**** Text passage ****

February 20, 2006

Tolerating bullshit

The measure of a free society is how much bullshit it's willing to put up with before it figures that the bullshit is actually doing some tangible harm -- and not just feelings being hurt. In other words, even a free society will actively manage the proliferation of potentially harmful memes by reprimanding those who perpetuate them.

The trick, of course, is in figuring out which memes are actually causing 'tangible' harm, to whom, how, and to what degree. And then a proportionality check needs to be done to determine the harm being done in turn by imposing censorship, limiting freedoms and incarcerating individuals.

I can only assume that the Austrian court who recently jailed Holocaust denying British historian David Irving concluded that the perpetuation of the "Holocaust denying" meme could result in it getting out of hand, which could in turn lead to increased hate and violence against Jews. Of course, such a conclusion would be extremely hypothetical and presumptuous, making their decision all the more problematic. In an offhand way, they're essentially arguing that memes will trump rational thought, empiricism, and due process; they don't want to give the ignorant and those who are easily swayed the benefit of the doubt.

If, on the other hand, they jailed Irving because Holocaust denial is a hate crime unto itself, then they are seriously violating free speech provisions and they have come to the wrong verdict. You can't put a guy in jail for being a revisionist historian, no matter how pathetic he may be as an historian or as a person. As it happens, Holocaust deniers tend to be right-wing wackos, but being the former doesn't absolutely imply the latter. Consequently, one cannot be committed of a hate crime by this kind of memetic linkage. It's conceivable that a Holocaust denier could be a very nice guy and friend to all the Jews, but at the same time a seriously misguided and hapless historian.

**** Listed records ****

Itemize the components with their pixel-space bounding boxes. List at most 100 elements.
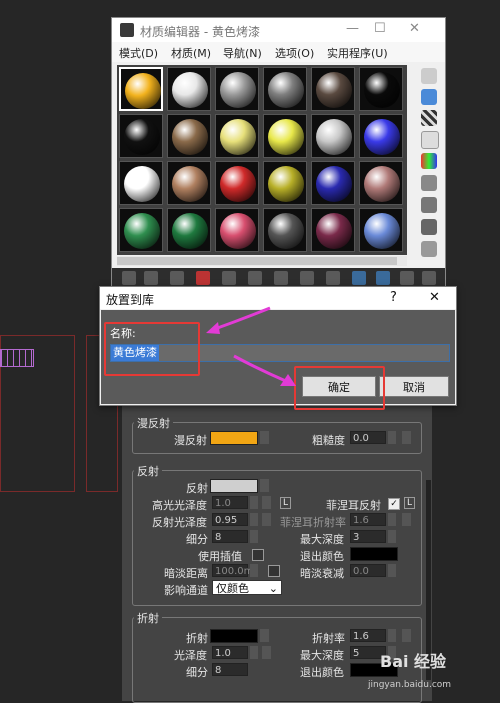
material-slot[interactable] xyxy=(215,208,259,252)
pick-material-icon[interactable] xyxy=(422,271,436,285)
video-color-icon[interactable] xyxy=(421,153,437,169)
reflect-map-button[interactable] xyxy=(260,479,269,492)
material-slot[interactable] xyxy=(311,208,355,252)
material-id-icon[interactable] xyxy=(300,271,314,285)
use-interp-checkbox[interactable] xyxy=(252,549,264,561)
go-to-parent-icon[interactable] xyxy=(376,271,390,285)
help-icon[interactable]: ? xyxy=(390,290,397,305)
max-depth-spinner[interactable] xyxy=(388,530,396,543)
material-slot[interactable] xyxy=(167,161,211,205)
refr-gloss-map-button[interactable] xyxy=(262,646,271,659)
backlight-icon[interactable] xyxy=(421,89,437,105)
go-forward-icon[interactable] xyxy=(400,271,414,285)
material-slot[interactable] xyxy=(119,208,163,252)
subdivs-spinner[interactable] xyxy=(250,530,258,543)
sample-type-icon[interactable] xyxy=(421,68,437,84)
max-depth-input[interactable]: 3 xyxy=(350,530,386,543)
dim-falloff-spinner[interactable] xyxy=(388,564,396,577)
refr-gloss-spinner[interactable] xyxy=(250,646,258,659)
reset-map-icon[interactable] xyxy=(196,271,210,285)
hilight-gloss-spinner[interactable] xyxy=(250,496,258,509)
material-slot[interactable] xyxy=(263,114,307,158)
material-slot[interactable] xyxy=(119,67,163,111)
refract-label: 折射 xyxy=(186,632,208,645)
ior-map-button[interactable] xyxy=(402,629,411,642)
hilight-gloss-input[interactable]: 1.0 xyxy=(212,496,248,509)
menu-material[interactable]: 材质(M) xyxy=(171,45,211,61)
put-to-library-icon[interactable] xyxy=(274,271,288,285)
menu-options[interactable]: 选项(O) xyxy=(275,45,314,61)
put-to-scene-icon[interactable] xyxy=(144,271,158,285)
refract-color-swatch[interactable] xyxy=(210,629,258,643)
material-slot[interactable] xyxy=(167,208,211,252)
refl-gloss-spinner[interactable] xyxy=(250,513,258,526)
roughness-input[interactable]: 0.0 xyxy=(350,431,386,444)
roughness-map-button[interactable] xyxy=(402,431,411,444)
material-navigator-icon[interactable] xyxy=(421,241,437,257)
refl-gloss-map-button[interactable] xyxy=(262,513,271,526)
material-slot[interactable] xyxy=(263,161,307,205)
material-slot[interactable] xyxy=(215,67,259,111)
menu-navigation[interactable]: 导航(N) xyxy=(223,45,262,61)
menu-mode[interactable]: 模式(D) xyxy=(119,45,158,61)
ior-input[interactable]: 1.6 xyxy=(350,629,386,642)
dialog-close-icon[interactable]: ✕ xyxy=(429,290,440,305)
hilight-gloss-map-button[interactable] xyxy=(262,496,271,509)
slots-scrollbar[interactable] xyxy=(117,256,407,266)
roughness-spinner[interactable] xyxy=(388,431,396,444)
material-slot[interactable] xyxy=(359,67,403,111)
material-slot[interactable] xyxy=(119,114,163,158)
dim-dist-input[interactable]: 100.0m xyxy=(212,564,253,577)
ior-spinner[interactable] xyxy=(388,629,396,642)
material-slot[interactable] xyxy=(311,67,355,111)
dim-falloff-input[interactable]: 0.0 xyxy=(350,564,386,577)
diffuse-map-button[interactable] xyxy=(260,431,269,444)
fresnel-ior-spinner[interactable] xyxy=(388,513,396,526)
subdivs-input[interactable]: 8 xyxy=(212,530,248,543)
background-icon[interactable] xyxy=(421,110,437,126)
material-slot[interactable] xyxy=(215,161,259,205)
material-slot[interactable] xyxy=(263,208,307,252)
fresnel-ior-map-button[interactable] xyxy=(402,513,411,526)
options-icon[interactable] xyxy=(421,197,437,213)
cancel-button[interactable]: 取消 xyxy=(379,376,449,397)
fresnel-checkbox[interactable]: ✓ xyxy=(388,498,400,510)
material-slot[interactable] xyxy=(167,67,211,111)
minimize-icon[interactable]: — xyxy=(346,21,359,36)
diffuse-color-swatch[interactable] xyxy=(210,431,258,445)
show-end-result-icon[interactable] xyxy=(352,271,366,285)
make-unique-icon[interactable] xyxy=(248,271,262,285)
material-slot[interactable] xyxy=(359,114,403,158)
material-slot[interactable] xyxy=(167,114,211,158)
refl-gloss-input[interactable]: 0.95 xyxy=(212,513,248,526)
dim-dist-checkbox[interactable] xyxy=(268,565,280,577)
material-slot[interactable] xyxy=(359,161,403,205)
fresnel-ior-input[interactable]: 1.6 xyxy=(350,513,386,526)
menu-utilities[interactable]: 实用程序(U) xyxy=(327,45,388,61)
close-icon[interactable]: ✕ xyxy=(409,21,420,36)
make-preview-icon[interactable] xyxy=(421,175,437,191)
exit-color-swatch[interactable] xyxy=(350,547,398,561)
material-slot[interactable] xyxy=(119,161,163,205)
refr-subdivs-input[interactable]: 8 xyxy=(212,663,248,676)
get-material-icon[interactable] xyxy=(122,271,136,285)
refr-gloss-input[interactable]: 1.0 xyxy=(212,646,248,659)
material-slot[interactable] xyxy=(263,67,307,111)
assign-material-icon[interactable] xyxy=(170,271,184,285)
affect-channels-select[interactable]: 仅颜色 ⌄ xyxy=(212,580,282,595)
dim-dist-spinner[interactable] xyxy=(250,564,258,577)
hilight-lock-button[interactable]: L xyxy=(280,497,292,509)
material-slot[interactable] xyxy=(215,114,259,158)
material-slot[interactable] xyxy=(311,114,355,158)
refract-map-button[interactable] xyxy=(260,629,269,642)
show-map-icon[interactable] xyxy=(326,271,340,285)
copy-material-icon[interactable] xyxy=(222,271,236,285)
material-slot[interactable] xyxy=(311,161,355,205)
select-by-material-icon[interactable] xyxy=(421,219,437,235)
material-slot[interactable] xyxy=(359,208,403,252)
sample-uv-icon[interactable] xyxy=(421,131,439,149)
refr-max-depth-label: 最大深度 xyxy=(300,649,344,662)
maximize-icon[interactable]: ☐ xyxy=(374,21,386,36)
reflect-color-swatch[interactable] xyxy=(210,479,258,493)
fresnel-lock-button[interactable]: L xyxy=(404,497,416,509)
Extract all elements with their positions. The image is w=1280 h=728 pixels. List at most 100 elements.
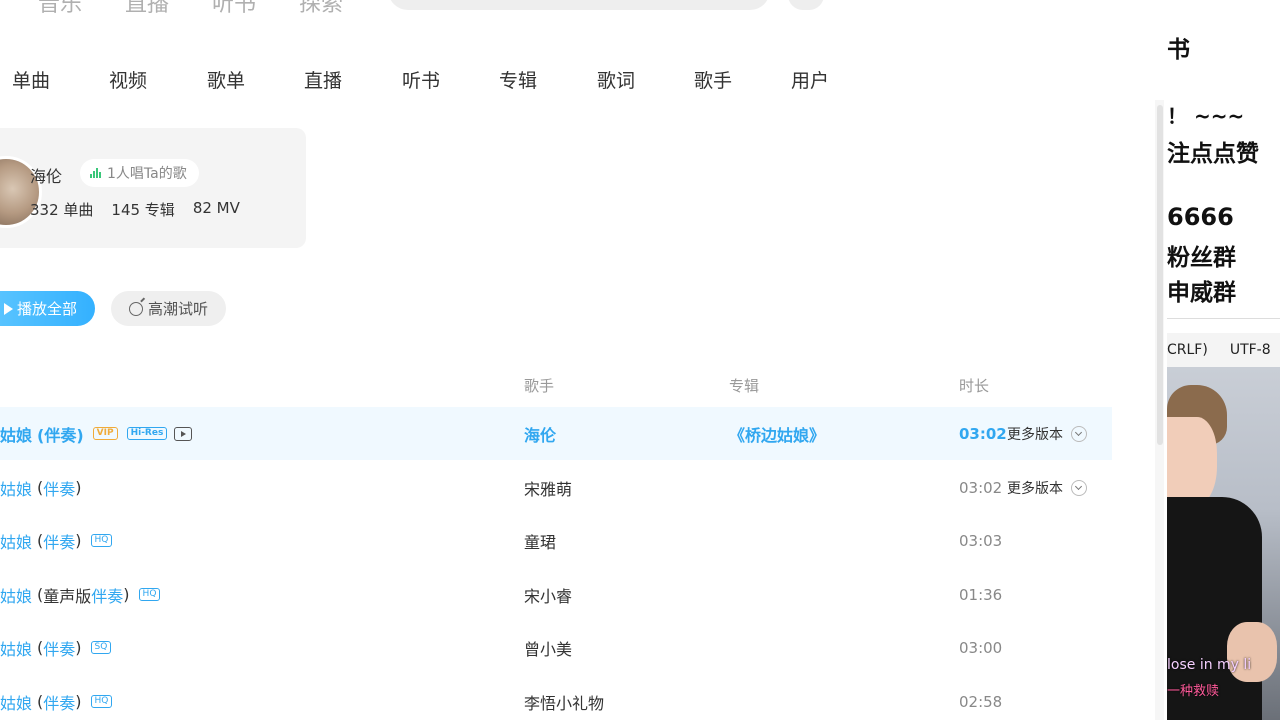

****

# Required work
#1 In the post on free speech and Holocaust denial, which court jailed the British historian David Irving?
#2 Translate this sentence from the post on free speech and Holocaust denial into Spanish: "You can't put a guy in jail for being a revisionist historian, no matter how pathetic he may be as an historian or as a person."

# Solutions below
#1 An Austrian court jailed him.

#2 No se puede encarcelar a un tipo por ser un historiador revisionista, por muy patético que sea como historiador o como persona.